# Task:
Only lines with the string "instruction" matter here; gather them from the material below.
>> Start Items
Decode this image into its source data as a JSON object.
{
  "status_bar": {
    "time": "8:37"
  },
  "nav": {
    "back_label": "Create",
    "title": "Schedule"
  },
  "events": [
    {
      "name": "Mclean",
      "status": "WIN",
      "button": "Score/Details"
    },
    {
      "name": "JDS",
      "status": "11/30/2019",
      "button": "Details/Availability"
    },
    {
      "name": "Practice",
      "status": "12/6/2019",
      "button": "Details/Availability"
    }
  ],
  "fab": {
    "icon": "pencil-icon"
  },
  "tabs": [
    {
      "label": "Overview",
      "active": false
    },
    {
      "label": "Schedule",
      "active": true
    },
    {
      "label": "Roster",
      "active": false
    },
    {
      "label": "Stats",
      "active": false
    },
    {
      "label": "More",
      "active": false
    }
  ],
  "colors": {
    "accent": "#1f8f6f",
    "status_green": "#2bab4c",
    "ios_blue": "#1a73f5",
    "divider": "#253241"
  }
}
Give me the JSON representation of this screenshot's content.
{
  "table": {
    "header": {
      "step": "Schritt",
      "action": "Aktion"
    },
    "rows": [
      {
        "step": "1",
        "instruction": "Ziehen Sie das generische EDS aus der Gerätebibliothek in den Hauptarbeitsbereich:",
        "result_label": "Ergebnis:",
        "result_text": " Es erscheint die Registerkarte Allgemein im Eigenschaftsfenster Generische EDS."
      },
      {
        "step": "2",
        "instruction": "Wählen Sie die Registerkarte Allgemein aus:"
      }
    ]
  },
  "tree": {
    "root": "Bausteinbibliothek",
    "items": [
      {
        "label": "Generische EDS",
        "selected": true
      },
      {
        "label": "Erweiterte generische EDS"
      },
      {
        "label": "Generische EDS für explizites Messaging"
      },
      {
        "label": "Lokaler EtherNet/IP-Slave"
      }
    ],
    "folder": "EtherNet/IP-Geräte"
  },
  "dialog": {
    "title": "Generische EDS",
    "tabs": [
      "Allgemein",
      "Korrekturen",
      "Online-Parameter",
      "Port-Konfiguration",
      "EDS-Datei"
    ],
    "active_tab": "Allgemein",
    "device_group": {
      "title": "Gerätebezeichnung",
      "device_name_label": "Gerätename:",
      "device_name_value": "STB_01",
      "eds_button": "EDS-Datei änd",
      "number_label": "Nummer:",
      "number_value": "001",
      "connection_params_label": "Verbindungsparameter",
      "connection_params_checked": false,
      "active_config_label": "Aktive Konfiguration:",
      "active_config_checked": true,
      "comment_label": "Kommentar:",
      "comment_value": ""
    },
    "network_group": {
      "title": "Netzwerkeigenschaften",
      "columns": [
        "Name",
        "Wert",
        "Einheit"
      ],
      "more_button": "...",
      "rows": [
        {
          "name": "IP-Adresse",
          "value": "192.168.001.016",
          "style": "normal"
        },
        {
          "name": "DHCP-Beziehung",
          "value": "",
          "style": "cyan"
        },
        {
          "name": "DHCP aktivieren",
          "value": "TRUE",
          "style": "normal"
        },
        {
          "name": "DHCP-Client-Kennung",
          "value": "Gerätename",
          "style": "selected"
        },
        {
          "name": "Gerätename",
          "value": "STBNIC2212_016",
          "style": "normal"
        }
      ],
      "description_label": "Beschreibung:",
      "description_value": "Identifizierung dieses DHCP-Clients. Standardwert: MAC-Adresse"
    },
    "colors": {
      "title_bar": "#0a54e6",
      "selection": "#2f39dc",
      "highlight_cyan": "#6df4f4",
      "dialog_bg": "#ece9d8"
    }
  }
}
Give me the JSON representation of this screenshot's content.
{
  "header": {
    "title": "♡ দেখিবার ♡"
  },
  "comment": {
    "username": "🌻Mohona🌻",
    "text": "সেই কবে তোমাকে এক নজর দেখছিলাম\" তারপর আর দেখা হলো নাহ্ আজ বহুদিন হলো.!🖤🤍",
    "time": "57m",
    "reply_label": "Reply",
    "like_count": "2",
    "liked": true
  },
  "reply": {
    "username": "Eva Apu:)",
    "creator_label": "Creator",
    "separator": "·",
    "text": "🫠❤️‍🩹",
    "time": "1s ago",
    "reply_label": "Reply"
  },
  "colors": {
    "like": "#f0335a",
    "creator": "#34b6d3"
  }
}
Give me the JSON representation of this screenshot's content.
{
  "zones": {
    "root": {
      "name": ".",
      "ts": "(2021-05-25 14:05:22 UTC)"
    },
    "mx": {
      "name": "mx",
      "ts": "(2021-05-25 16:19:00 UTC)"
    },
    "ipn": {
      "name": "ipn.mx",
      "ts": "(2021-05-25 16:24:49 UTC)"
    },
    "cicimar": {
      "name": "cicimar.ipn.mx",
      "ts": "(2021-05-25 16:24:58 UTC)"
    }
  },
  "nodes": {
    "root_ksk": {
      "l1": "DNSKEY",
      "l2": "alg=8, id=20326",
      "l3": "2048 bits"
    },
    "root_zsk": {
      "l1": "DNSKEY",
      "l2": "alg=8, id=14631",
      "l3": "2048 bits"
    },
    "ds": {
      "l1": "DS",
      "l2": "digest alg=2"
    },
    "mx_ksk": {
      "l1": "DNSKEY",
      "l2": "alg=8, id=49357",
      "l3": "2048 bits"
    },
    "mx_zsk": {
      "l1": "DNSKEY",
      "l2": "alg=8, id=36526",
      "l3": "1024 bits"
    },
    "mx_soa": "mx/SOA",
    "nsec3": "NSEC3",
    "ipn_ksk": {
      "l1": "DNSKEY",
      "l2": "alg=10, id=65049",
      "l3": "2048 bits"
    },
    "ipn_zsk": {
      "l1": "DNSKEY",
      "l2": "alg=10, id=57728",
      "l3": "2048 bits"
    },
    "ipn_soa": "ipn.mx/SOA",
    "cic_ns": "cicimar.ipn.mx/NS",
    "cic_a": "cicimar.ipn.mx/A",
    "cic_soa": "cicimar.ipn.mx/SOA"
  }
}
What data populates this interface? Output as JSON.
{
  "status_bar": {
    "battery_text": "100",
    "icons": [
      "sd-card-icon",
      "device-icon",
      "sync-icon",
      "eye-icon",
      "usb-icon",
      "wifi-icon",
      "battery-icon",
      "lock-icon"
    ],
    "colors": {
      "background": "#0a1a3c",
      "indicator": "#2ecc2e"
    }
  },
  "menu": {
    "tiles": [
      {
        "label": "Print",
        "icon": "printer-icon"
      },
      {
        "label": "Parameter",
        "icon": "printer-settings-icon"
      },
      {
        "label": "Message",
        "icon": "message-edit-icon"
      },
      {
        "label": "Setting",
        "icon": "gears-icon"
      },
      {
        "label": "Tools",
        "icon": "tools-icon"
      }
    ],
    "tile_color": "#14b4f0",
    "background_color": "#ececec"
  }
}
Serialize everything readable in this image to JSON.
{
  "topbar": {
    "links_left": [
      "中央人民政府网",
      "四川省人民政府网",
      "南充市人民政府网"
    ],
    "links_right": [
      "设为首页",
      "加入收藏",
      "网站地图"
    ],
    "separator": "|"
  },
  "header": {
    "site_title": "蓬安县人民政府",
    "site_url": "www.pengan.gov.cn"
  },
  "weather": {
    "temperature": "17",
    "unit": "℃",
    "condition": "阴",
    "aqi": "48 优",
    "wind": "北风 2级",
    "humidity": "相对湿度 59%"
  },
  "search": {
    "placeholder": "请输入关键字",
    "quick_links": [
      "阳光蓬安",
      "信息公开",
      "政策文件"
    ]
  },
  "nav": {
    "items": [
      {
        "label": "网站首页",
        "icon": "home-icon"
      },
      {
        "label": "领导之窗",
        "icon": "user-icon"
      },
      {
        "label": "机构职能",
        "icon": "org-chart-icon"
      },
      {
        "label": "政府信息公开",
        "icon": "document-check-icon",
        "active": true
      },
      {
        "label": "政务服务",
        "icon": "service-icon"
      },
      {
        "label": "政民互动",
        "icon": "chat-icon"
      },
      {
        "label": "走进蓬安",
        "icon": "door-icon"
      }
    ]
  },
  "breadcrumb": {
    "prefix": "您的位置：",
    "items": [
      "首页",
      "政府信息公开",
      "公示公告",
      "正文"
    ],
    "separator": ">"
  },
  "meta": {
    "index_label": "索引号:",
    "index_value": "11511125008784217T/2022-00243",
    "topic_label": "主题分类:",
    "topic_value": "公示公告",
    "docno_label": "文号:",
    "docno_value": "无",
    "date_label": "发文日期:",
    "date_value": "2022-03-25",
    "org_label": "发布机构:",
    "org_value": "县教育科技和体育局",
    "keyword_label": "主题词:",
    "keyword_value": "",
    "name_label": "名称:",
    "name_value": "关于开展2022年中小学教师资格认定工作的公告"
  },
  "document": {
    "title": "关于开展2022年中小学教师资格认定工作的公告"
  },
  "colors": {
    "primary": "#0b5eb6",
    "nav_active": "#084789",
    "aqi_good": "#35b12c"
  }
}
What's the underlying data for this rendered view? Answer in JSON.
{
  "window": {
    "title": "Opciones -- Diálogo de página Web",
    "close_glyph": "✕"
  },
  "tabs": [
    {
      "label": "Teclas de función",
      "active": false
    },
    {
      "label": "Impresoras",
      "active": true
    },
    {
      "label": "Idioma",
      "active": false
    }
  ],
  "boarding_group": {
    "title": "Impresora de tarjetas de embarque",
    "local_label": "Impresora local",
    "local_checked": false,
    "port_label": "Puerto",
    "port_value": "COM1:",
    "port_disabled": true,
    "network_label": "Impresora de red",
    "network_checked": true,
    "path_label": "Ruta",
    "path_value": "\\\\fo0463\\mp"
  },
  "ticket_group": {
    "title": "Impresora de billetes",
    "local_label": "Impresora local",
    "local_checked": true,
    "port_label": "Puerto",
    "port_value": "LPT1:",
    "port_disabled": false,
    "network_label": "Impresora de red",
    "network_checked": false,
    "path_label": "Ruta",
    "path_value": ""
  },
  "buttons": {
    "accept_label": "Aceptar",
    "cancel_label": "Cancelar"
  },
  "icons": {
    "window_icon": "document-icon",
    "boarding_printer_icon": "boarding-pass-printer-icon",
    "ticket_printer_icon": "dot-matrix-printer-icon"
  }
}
>> End Items
# Expected answer:
        "instruction": "Ziehen Sie das generische EDS aus der Gerätebibliothek in den Hauptarbeitsbereich:",
        "instruction": "Wählen Sie die Registerkarte Allgemein aus:"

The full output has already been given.